§ Given task: List every line in this data where the string "任意东西" occurs.

Collection entries
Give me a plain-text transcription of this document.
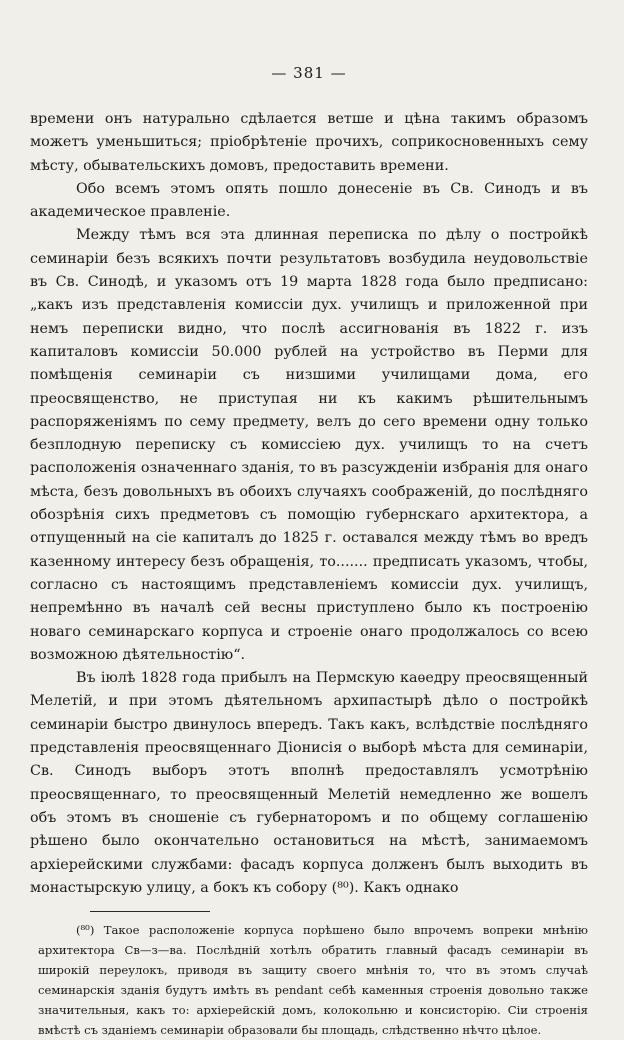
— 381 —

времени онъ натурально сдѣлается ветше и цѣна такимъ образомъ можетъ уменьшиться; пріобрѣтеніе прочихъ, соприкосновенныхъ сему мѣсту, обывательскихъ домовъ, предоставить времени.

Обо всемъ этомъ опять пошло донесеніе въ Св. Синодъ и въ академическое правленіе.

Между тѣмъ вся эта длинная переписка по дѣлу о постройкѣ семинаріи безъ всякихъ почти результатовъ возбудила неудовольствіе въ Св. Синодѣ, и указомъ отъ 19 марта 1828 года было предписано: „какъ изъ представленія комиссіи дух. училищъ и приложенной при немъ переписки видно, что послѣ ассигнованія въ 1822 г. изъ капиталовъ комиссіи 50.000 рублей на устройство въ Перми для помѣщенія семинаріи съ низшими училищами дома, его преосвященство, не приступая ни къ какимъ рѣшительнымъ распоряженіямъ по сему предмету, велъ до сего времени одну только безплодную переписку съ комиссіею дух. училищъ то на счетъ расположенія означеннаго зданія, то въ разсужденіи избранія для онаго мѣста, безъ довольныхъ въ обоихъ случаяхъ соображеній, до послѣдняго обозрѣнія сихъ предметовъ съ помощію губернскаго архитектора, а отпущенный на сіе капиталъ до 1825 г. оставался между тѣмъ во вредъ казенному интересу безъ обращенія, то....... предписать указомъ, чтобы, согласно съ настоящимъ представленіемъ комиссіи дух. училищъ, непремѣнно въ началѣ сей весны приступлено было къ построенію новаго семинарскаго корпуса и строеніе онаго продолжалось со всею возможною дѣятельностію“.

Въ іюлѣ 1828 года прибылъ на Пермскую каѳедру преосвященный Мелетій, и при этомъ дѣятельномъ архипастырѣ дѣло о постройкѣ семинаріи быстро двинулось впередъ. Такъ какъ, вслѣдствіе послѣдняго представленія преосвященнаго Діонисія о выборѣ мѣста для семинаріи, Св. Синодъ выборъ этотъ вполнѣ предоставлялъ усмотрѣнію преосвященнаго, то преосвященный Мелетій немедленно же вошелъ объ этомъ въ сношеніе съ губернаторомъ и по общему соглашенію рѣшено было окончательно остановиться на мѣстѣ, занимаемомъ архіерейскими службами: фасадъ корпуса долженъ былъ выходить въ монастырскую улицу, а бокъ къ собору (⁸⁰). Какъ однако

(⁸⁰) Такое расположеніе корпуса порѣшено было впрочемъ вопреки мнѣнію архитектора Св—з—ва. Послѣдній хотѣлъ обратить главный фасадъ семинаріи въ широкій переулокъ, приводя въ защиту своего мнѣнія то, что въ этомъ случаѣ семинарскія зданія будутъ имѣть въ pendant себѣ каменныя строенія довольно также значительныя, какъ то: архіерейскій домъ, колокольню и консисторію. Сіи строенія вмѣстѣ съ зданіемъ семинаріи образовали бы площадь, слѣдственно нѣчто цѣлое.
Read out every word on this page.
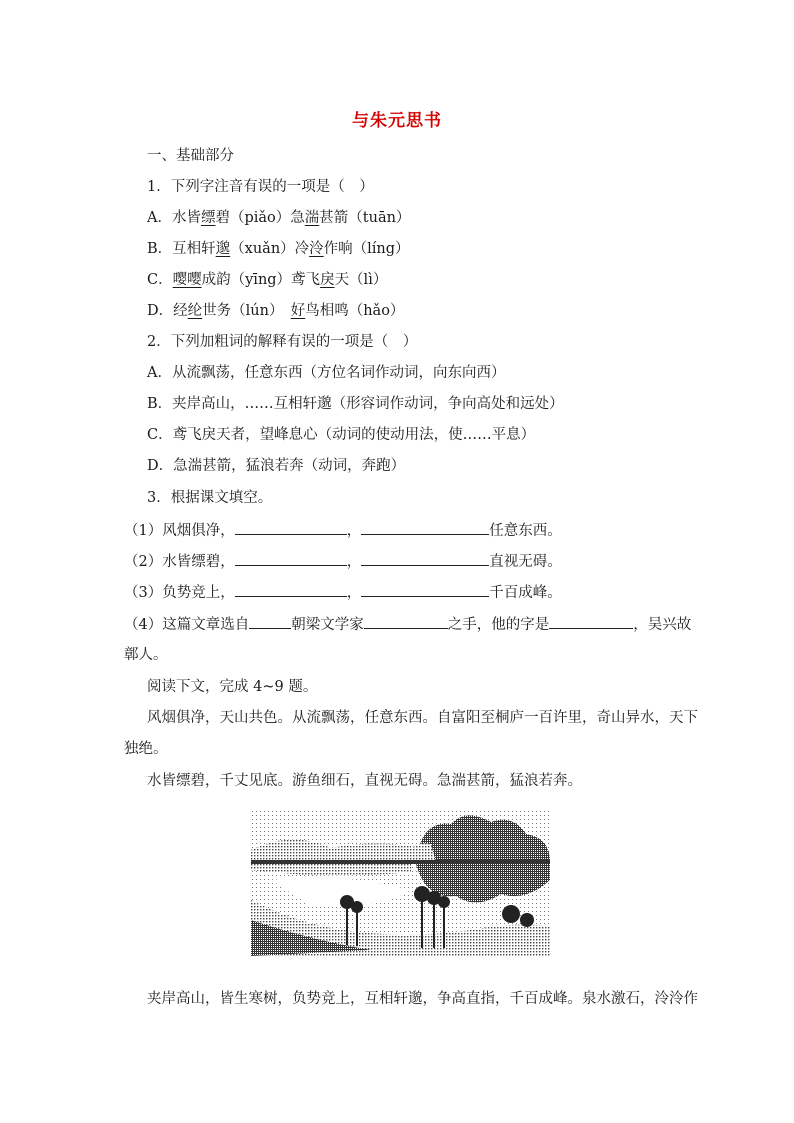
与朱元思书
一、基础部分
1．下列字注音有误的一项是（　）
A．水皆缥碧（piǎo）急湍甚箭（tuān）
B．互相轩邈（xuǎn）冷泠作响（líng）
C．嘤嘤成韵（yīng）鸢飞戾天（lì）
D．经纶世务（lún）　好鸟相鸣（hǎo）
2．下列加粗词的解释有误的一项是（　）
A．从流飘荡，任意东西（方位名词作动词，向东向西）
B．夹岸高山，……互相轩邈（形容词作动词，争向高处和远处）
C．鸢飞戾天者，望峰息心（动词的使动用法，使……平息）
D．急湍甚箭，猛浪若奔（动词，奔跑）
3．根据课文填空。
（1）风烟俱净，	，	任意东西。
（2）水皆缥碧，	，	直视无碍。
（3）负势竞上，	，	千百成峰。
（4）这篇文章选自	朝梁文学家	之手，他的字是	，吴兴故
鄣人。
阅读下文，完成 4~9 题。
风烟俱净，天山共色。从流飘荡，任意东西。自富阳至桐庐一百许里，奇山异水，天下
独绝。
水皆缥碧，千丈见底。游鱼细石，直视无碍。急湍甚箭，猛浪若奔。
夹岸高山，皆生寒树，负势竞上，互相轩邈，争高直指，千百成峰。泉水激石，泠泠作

§ The output:
A．从流飘荡，任意东西（方位名词作动词，向东向西）
（1）风烟俱净，	，	任意东西。
风烟俱净，天山共色。从流飘荡，任意东西。自富阳至桐庐一百许里，奇山异水，天下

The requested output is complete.